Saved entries
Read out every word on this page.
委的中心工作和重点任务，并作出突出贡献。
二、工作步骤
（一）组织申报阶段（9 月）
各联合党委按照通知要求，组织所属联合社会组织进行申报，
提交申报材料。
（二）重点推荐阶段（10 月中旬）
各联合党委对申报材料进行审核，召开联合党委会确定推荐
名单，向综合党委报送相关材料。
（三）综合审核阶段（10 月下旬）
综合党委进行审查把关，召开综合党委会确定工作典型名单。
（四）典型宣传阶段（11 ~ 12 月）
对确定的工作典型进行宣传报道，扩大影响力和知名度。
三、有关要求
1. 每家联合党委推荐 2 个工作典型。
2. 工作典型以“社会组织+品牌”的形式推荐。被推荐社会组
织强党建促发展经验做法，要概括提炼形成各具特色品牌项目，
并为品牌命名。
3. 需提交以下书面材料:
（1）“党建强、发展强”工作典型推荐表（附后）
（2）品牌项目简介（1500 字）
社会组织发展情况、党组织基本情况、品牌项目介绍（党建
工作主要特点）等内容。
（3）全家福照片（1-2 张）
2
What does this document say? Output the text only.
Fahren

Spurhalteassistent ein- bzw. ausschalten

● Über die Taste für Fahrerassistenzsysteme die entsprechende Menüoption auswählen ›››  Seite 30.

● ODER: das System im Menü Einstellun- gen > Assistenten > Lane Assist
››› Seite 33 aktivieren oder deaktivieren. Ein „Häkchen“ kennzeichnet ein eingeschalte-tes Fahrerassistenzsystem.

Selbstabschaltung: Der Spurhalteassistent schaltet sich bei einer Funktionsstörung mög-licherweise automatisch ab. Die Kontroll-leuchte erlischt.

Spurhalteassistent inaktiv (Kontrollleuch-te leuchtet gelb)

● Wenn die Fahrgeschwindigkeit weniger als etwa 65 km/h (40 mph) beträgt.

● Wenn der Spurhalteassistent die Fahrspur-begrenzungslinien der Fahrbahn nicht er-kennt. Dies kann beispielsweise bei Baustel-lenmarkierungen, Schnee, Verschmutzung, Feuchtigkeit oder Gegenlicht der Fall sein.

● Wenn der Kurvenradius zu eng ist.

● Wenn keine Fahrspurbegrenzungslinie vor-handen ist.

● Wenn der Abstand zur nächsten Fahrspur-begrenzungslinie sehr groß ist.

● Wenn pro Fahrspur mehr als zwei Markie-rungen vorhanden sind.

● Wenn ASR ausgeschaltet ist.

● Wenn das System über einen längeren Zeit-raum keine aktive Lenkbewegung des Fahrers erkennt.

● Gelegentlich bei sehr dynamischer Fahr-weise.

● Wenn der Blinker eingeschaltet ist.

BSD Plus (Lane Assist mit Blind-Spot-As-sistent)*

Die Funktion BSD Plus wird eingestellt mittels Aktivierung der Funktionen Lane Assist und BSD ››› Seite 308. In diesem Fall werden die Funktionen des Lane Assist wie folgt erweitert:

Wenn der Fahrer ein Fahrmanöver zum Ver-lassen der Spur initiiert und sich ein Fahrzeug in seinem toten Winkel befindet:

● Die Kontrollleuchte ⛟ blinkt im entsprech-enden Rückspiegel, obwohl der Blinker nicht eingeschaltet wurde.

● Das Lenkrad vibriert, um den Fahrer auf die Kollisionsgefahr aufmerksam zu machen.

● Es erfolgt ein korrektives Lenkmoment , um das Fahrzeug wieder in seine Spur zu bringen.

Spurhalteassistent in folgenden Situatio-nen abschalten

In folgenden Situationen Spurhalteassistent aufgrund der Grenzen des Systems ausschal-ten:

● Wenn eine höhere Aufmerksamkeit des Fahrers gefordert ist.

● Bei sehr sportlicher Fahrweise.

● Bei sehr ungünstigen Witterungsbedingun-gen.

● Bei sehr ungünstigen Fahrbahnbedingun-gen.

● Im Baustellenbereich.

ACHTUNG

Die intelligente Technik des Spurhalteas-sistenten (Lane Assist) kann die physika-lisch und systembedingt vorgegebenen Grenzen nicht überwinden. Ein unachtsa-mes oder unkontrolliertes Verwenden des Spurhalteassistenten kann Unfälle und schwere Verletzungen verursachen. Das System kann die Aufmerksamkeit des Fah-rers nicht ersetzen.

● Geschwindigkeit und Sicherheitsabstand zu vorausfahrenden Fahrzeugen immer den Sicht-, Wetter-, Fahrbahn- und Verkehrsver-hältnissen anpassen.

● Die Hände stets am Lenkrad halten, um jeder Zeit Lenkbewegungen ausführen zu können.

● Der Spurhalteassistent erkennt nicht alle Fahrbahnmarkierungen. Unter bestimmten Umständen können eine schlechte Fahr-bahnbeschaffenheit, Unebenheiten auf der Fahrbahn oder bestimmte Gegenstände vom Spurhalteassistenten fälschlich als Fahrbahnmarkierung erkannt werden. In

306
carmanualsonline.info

Task instructions
From the data above, copy each line where the string "Blinker" appears.

Output of the task
● Wenn der Blinker eingeschaltet ist.
● Die Kontrollleuchte ⛟ blinkt im entsprech-enden Rückspiegel, obwohl der Blinker nicht eingeschaltet wurde.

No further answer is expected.